Work instructions —
Exactly the lines from the line that has "Give me the" through the final line below are to be retyped, and the pictures are not.

Data for this task —

═══

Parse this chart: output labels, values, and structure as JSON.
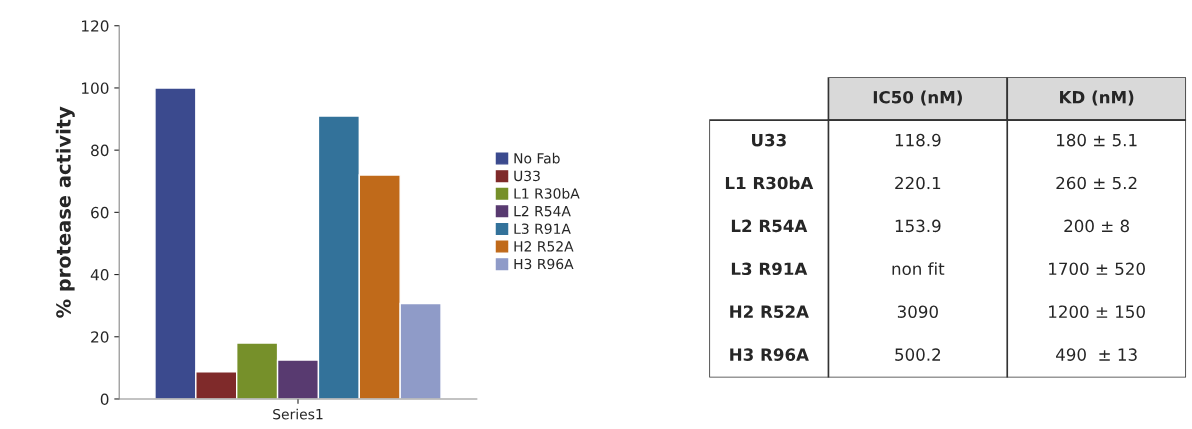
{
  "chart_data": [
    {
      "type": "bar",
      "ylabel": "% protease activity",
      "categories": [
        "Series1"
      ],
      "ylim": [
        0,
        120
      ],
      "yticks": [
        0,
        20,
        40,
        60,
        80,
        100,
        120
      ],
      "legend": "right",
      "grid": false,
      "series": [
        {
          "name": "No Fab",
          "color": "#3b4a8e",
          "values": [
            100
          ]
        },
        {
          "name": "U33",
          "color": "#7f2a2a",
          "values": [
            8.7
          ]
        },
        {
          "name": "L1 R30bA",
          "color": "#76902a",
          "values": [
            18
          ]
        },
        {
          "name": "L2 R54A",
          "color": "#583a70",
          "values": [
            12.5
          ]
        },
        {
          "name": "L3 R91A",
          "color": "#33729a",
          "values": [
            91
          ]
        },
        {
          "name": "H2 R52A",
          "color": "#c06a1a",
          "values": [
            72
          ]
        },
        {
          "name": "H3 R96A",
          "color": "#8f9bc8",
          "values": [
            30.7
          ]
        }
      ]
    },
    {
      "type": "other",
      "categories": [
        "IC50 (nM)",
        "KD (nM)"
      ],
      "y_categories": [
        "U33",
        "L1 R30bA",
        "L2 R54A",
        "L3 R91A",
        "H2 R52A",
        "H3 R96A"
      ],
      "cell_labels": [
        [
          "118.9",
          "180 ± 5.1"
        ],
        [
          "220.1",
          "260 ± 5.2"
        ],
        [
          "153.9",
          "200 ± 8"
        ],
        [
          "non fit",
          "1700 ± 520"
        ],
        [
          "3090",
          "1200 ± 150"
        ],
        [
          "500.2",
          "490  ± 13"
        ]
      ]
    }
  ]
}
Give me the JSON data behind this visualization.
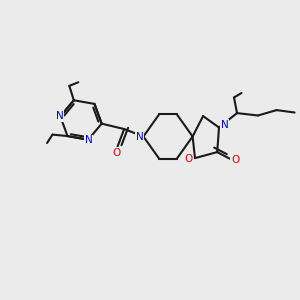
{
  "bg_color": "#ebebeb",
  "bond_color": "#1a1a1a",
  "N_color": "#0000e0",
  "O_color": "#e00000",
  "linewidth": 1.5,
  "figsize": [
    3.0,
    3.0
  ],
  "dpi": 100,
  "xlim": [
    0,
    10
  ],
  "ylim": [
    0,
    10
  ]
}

═══

Task answer —
Give me the JSON data behind this visualization.
{
  "bg_color": "#ebebeb",
  "bond_color": "#1a1a1a",
  "N_color": "#0000e0",
  "O_color": "#e00000",
  "linewidth": 1.5,
  "figsize": [
    3.0,
    3.0
  ],
  "dpi": 100,
  "xlim": [
    0,
    10
  ],
  "ylim": [
    0,
    10
  ]
}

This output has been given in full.